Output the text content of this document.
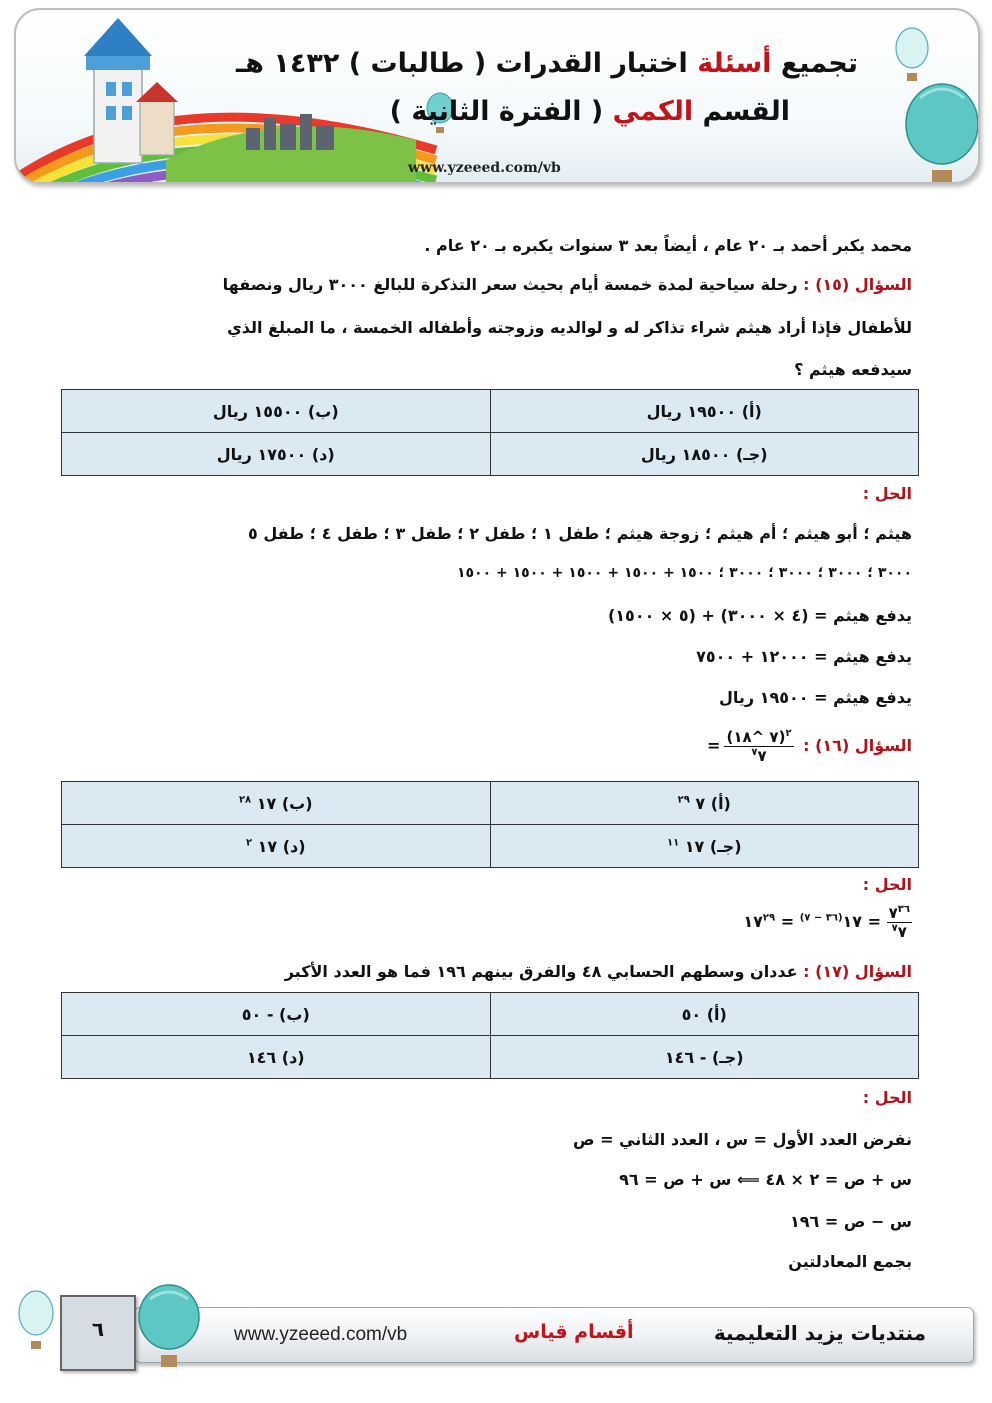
تجميع أسئلة اختبار القدرات ( طالبات ) ١٤٣٢ هـ
القسم الكمي ( الفترة الثانية )
www.yzeeed.com/vb
محمد يكبر أحمد بـ ٢٠ عام ، أيضاً بعد ٣ سنوات يكبره بـ ٢٠ عام .
السؤال (١٥) : رحلة سياحية لمدة خمسة أيام بحيث سعر التذكرة للبالغ ٣٠٠٠ ريال ونصفها
للأطفال فإذا أراد هيثم شراء تذاكر له و لوالديه وزوجته وأطفاله الخمسة ، ما المبلغ الذي
سيدفعه هيثم ؟
(أ) ١٩٥٠٠ ريال	(ب) ١٥٥٠٠ ريال
(جـ) ١٨٥٠٠ ريال	(د) ١٧٥٠٠ ريال
الحل :
هيثم ؛ أبو هيثم ؛ أم هيثم ؛ زوجة هيثم ؛ طفل ١ ؛ طفل ٢ ؛ طفل ٣ ؛ طفل ٤ ؛ طفل ٥
٣٠٠٠ ؛ ٣٠٠٠ ؛ ٣٠٠٠ ؛ ٣٠٠٠ ؛ ١٥٠٠ + ١٥٠٠ + ١٥٠٠ + ١٥٠٠ + ١٥٠٠
يدفع هيثم = (٤ × ٣٠٠٠) + (٥ × ١٥٠٠)
يدفع هيثم = ١٢٠٠٠ + ٧٥٠٠
يدفع هيثم = ١٩٥٠٠ ريال
السؤال (١٦) :
(٧ ^١٨)$^٢$
$^٧$٧
=
(أ) ٧ $^{٢٩}$	(ب) ١٧ $^{٢٨}$
(جـ) ١٧ $^{١١}$	(د) ١٧ $^٢$
الحل :
$٧^{٣٦}$
$^٧$٧
= $١٧^{(٣٦ - ٧)}$ = $١٧^{٢٩}$
السؤال (١٧) : عددان وسطهم الحسابي ٤٨ والفرق بينهم ١٩٦ فما هو العدد الأكبر
(أ) ٥٠	(ب) - ٥٠
(جـ) - ١٤٦	(د) ١٤٦
الحل :
نفرض العدد الأول = س ، العدد الثاني = ص
س + ص = ٢ × ٤٨ ⟸ س + ص = ٩٦
س − ص = ١٩٦
بجمع المعادلتين
٦	منتديات يزيد التعليمية
أقسام قياس
www.yzeeed.com/vb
══════════
◆ SHORT EXERCISE
Look through the material and copy each line that has "العدد".

◆ TASK OUTPUT
السؤال (١٧) : عددان وسطهم الحسابي ٤٨ والفرق بينهم ١٩٦ فما هو العدد الأكبر
نفرض العدد الأول = س ، العدد الثاني = ص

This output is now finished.